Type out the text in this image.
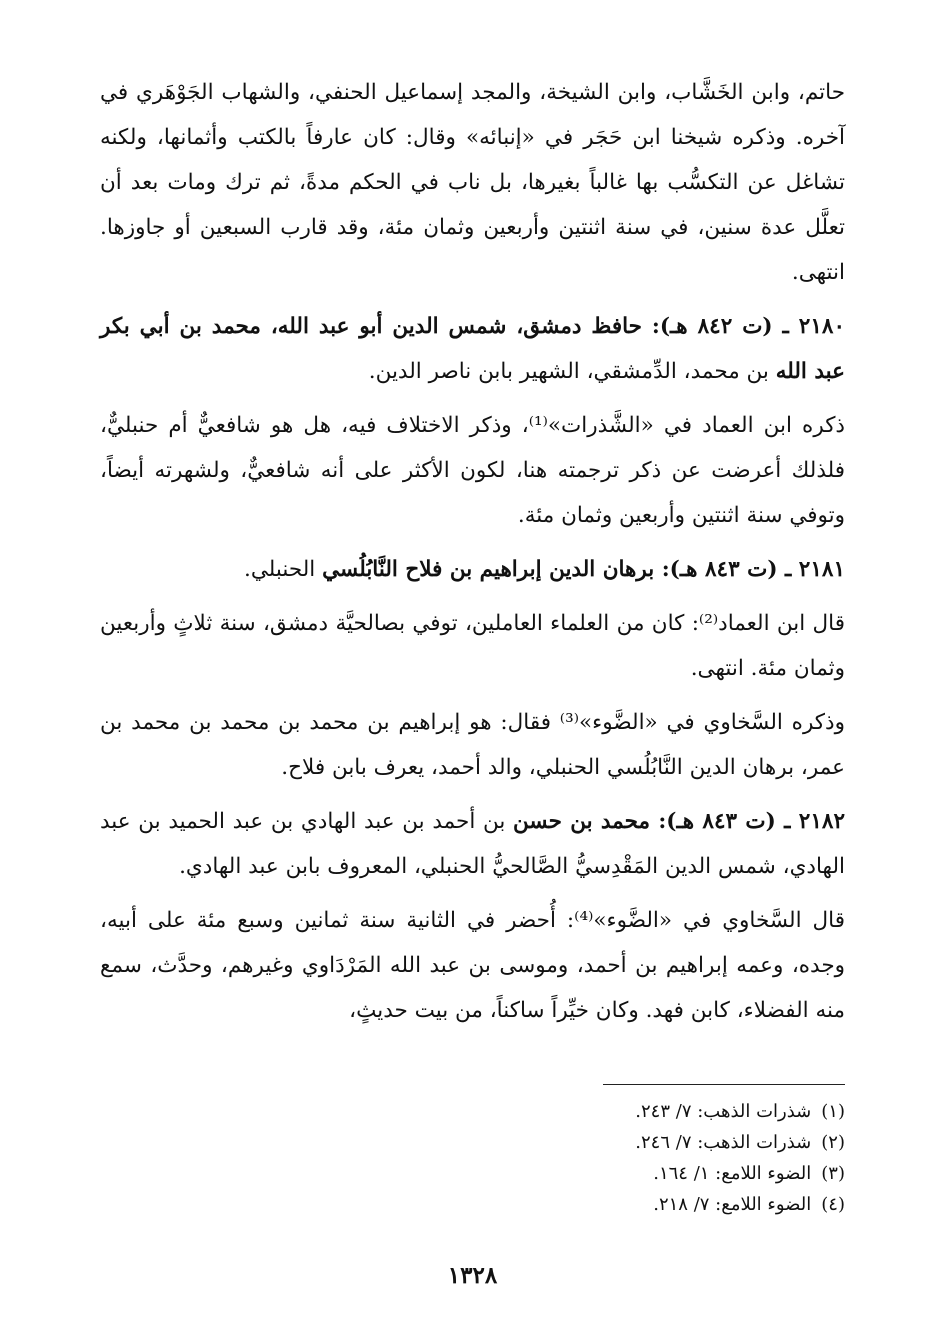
حاتم، وابن الخَشَّاب، وابن الشيخة، والمجد إسماعيل الحنفي، والشهاب الجَوْهَري في آخره. وذكره شيخنا ابن حَجَر في «إنبائه» وقال: كان عارفاً بالكتب وأثمانها، ولكنه تشاغل عن التكسُّب بها غالباً بغيرها، بل ناب في الحكم مدةً، ثم ترك ومات بعد أن تعلَّل عدة سنين، في سنة اثنتين وأربعين وثمان مئة، وقد قارب السبعين أو جاوزها. انتهى.

٢١٨٠ ـ (ت ٨٤٢ هـ): حافظ دمشق، شمس الدين أبو عبد الله، محمد بن أبي بكر عبد الله بن محمد، الدِّمشقي، الشهير بابن ناصر الدين.

ذكره ابن العماد في «الشَّذرات»⁽¹⁾، وذكر الاختلاف فيه، هل هو شافعيٌّ أم حنبليٌّ، فلذلك أعرضت عن ذكر ترجمته هنا، لكون الأكثر على أنه شافعيٌّ، ولشهرته أيضاً، وتوفي سنة اثنتين وأربعين وثمان مئة.

٢١٨١ ـ (ت ٨٤٣ هـ): برهان الدين إبراهيم بن فلاح النَّابُلُسي الحنبلي.

قال ابن العماد⁽²⁾: كان من العلماء العاملين، توفي بصالحيَّة دمشق، سنة ثلاثٍ وأربعين وثمان مئة. انتهى.

وذكره السَّخاوي في «الضَّوء»⁽³⁾ فقال: هو إبراهيم بن محمد بن محمد بن محمد بن عمر، برهان الدين النَّابُلُسي الحنبلي، والد أحمد، يعرف بابن فلاح.

٢١٨٢ ـ (ت ٨٤٣ هـ): محمد بن حسن بن أحمد بن عبد الهادي بن عبد الحميد بن عبد الهادي، شمس الدين المَقْدِسيُّ الصَّالحيُّ الحنبلي، المعروف بابن عبد الهادي.

قال السَّخاوي في «الضَّوء»⁽⁴⁾: أُحضر في الثانية سنة ثمانين وسبع مئة على أبيه، وجده، وعمه إبراهيم بن أحمد، وموسى بن عبد الله المَرْدَاوي وغيرهم، وحدَّث، سمع منه الفضلاء، كابن فهد. وكان خيِّراً ساكناً، من بيت حديثٍ،

(١)شذرات الذهب: ٧/ ٢٤٣.
(٢)شذرات الذهب: ٧/ ٢٤٦.
(٣)الضوء اللامع: ١/ ١٦٤.
(٤)الضوء اللامع: ٧/ ٢١٨.
١٣٢٨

=-=-=-=-=

Whenever "الحنبلي" turns up in a line, pick that line out.

٢١٨١ ـ (ت ٨٤٣ هـ): برهان الدين إبراهيم بن فلاح النَّابُلُسي الحنبلي.
وذكره السَّخاوي في «الضَّوء»⁽³⁾ فقال: هو إبراهيم بن محمد بن محمد بن محمد بن عمر، برهان الدين النَّابُلُسي الحنبلي، والد أحمد، يعرف بابن فلاح.
٢١٨٢ ـ (ت ٨٤٣ هـ): محمد بن حسن بن أحمد بن عبد الهادي بن عبد الحميد بن عبد الهادي، شمس الدين المَقْدِسيُّ الصَّالحيُّ الحنبلي، المعروف بابن عبد الهادي.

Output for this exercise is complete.